*Exercise directions:* Your task is to restate the data word for word.

*Entries supplied:*

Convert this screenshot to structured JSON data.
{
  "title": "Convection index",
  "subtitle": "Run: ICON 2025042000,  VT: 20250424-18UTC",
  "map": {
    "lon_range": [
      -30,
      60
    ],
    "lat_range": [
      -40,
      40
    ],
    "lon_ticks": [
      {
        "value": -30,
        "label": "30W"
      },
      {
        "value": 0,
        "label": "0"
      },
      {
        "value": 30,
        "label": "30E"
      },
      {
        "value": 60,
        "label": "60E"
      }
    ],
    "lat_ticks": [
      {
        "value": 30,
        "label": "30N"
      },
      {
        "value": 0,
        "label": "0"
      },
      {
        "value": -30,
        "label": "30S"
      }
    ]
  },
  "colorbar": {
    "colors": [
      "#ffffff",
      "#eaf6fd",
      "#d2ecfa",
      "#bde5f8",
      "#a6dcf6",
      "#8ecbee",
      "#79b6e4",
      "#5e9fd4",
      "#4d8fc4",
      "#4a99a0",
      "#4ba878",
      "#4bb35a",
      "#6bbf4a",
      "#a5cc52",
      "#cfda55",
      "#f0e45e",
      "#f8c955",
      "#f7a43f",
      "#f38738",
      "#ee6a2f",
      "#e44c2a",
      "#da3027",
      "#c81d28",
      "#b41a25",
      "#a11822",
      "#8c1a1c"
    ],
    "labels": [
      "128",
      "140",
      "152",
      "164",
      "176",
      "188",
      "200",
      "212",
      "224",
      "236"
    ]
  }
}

*Complete answer:*
Convert this screenshot to structured JSON data.
{
  "title": "Convection index",
  "subtitle": "Run: ICON 2025042000,  VT: 20250424-18UTC",
  "map": {
    "lon_range": [
      -30,
      60
    ],
    "lat_range": [
      -40,
      40
    ],
    "lon_ticks": [
      {
        "value": -30,
        "label": "30W"
      },
      {
        "value": 0,
        "label": "0"
      },
      {
        "value": 30,
        "label": "30E"
      },
      {
        "value": 60,
        "label": "60E"
      }
    ],
    "lat_ticks": [
      {
        "value": 30,
        "label": "30N"
      },
      {
        "value": 0,
        "label": "0"
      },
      {
        "value": -30,
        "label": "30S"
      }
    ]
  },
  "colorbar": {
    "colors": [
      "#ffffff",
      "#eaf6fd",
      "#d2ecfa",
      "#bde5f8",
      "#a6dcf6",
      "#8ecbee",
      "#79b6e4",
      "#5e9fd4",
      "#4d8fc4",
      "#4a99a0",
      "#4ba878",
      "#4bb35a",
      "#6bbf4a",
      "#a5cc52",
      "#cfda55",
      "#f0e45e",
      "#f8c955",
      "#f7a43f",
      "#f38738",
      "#ee6a2f",
      "#e44c2a",
      "#da3027",
      "#c81d28",
      "#b41a25",
      "#a11822",
      "#8c1a1c"
    ],
    "labels": [
      "128",
      "140",
      "152",
      "164",
      "176",
      "188",
      "200",
      "212",
      "224",
      "236"
    ]
  }
}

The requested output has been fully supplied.